[EXERCISE OBJECTIVE]
Set each record down exactly, excluding all images.

:: RECORDED INFORMATION ::

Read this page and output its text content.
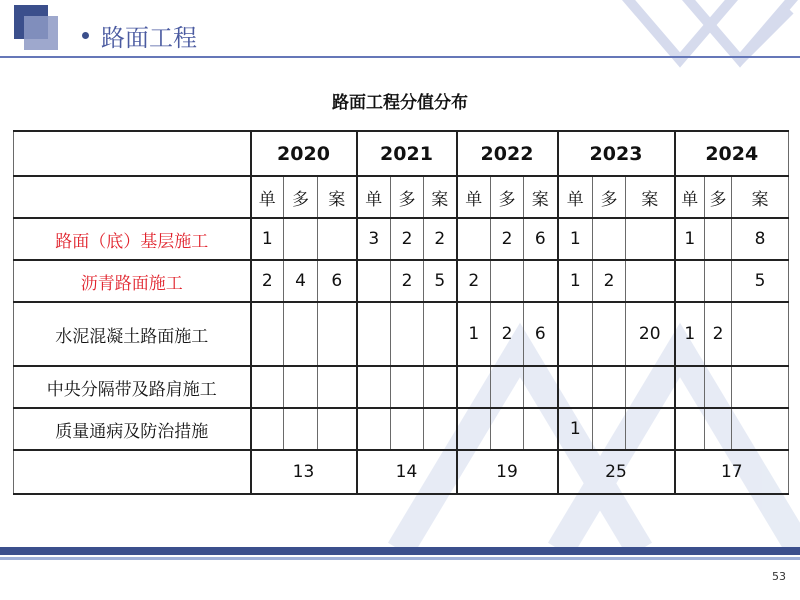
路面工程
路面工程分值分布
	2020			2021			2022			2023			2024		
	单	多	案	单	多	案	单	多	案	单	多	案	单	多	案
路面（底）基层施工	1			3	2	2		2	6	1			1		8
沥青路面施工	2	4	6		2	5	2			1	2				5
水泥混凝土路面施工							1	2	6			20	1	2	
中央分隔带及路肩施工															
质量通病及防治措施										1					
	13			14			19			25			17		
53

:::

[EXERCISE ANSWER]
Read this page and output its text content.
路面工程
路面工程分值分布
	2020			2021			2022			2023			2024		
	单	多	案	单	多	案	单	多	案	单	多	案	单	多	案
路面（底）基层施工	1			3	2	2		2	6	1			1		8
沥青路面施工	2	4	6		2	5	2			1	2				5
水泥混凝土路面施工							1	2	6			20	1	2	
中央分隔带及路肩施工															
质量通病及防治措施										1					
	13			14			19			25			17		
53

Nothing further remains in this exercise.